== EXERCISE INPUT ==

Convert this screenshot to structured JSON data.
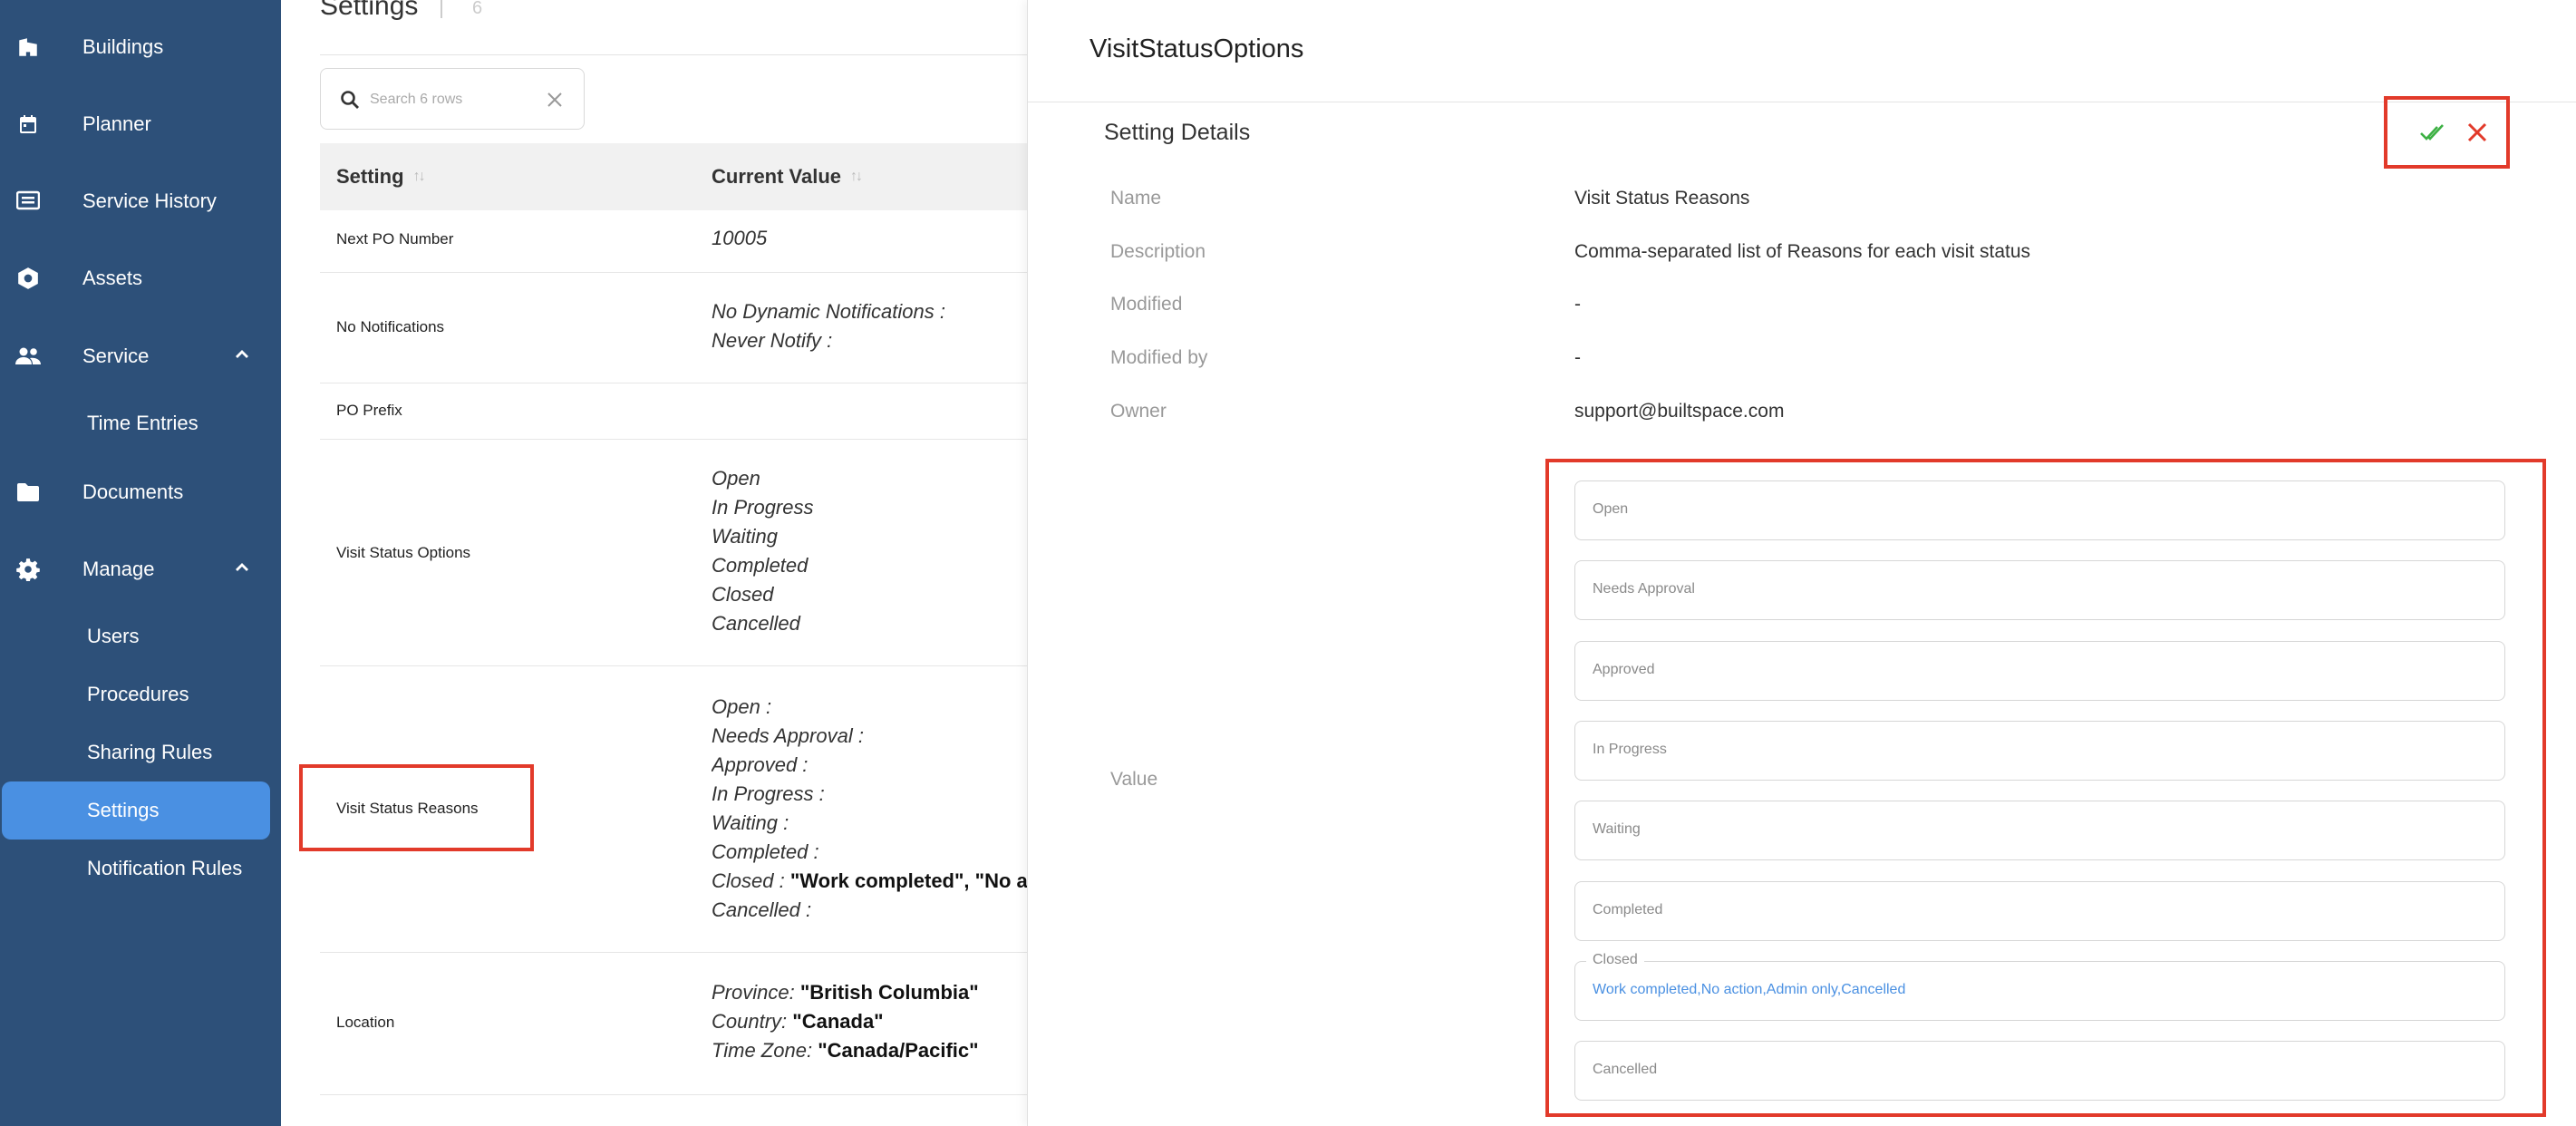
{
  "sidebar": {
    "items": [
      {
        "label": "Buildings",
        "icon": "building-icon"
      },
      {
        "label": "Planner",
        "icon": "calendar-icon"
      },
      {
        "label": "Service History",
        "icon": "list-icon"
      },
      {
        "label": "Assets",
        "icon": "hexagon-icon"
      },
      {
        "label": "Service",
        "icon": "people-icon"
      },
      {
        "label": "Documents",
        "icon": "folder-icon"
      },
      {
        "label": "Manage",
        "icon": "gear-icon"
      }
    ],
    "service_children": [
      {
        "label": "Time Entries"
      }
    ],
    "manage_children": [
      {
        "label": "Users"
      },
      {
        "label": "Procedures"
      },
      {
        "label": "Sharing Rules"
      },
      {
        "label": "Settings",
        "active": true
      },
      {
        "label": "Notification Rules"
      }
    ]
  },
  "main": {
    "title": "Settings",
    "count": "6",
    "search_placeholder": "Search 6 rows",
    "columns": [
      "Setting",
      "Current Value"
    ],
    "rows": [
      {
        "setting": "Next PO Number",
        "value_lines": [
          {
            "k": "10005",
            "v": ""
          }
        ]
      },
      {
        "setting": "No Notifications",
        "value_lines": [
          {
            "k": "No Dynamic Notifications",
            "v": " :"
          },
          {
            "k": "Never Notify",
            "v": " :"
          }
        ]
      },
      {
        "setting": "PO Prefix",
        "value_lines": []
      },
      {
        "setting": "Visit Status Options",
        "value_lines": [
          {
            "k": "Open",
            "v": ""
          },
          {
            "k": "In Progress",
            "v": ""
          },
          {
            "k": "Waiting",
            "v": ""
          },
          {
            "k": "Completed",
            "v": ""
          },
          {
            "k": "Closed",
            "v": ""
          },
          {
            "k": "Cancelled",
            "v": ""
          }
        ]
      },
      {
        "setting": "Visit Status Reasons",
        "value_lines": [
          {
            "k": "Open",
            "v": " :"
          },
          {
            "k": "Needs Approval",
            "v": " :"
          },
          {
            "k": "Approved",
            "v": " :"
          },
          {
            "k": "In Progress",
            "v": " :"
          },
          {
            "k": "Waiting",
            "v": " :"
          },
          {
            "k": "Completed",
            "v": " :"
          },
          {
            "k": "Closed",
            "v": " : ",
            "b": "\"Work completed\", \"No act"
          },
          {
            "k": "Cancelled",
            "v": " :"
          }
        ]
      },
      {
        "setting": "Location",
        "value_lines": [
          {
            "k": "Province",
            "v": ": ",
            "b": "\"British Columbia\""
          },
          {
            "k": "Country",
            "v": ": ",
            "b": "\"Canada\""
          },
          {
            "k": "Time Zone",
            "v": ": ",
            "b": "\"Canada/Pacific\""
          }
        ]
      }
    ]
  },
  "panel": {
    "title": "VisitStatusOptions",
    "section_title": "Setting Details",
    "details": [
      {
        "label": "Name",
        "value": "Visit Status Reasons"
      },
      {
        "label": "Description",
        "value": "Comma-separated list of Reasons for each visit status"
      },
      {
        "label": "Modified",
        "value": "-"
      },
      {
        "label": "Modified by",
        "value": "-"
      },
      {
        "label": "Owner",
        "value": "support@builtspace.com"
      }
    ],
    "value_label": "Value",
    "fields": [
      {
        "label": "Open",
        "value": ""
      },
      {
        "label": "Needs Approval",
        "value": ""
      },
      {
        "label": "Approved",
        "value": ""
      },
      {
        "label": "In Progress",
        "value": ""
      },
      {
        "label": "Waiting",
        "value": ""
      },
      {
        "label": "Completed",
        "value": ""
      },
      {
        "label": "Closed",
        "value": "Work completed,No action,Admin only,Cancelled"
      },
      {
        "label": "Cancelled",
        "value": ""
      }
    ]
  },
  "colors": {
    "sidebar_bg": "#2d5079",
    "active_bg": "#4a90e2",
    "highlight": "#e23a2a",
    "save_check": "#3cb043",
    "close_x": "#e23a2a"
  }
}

===

SET TASK:
Check each line above for the word "Rules" and give the number of lines that have it, nothing else.

SOLUTION:
2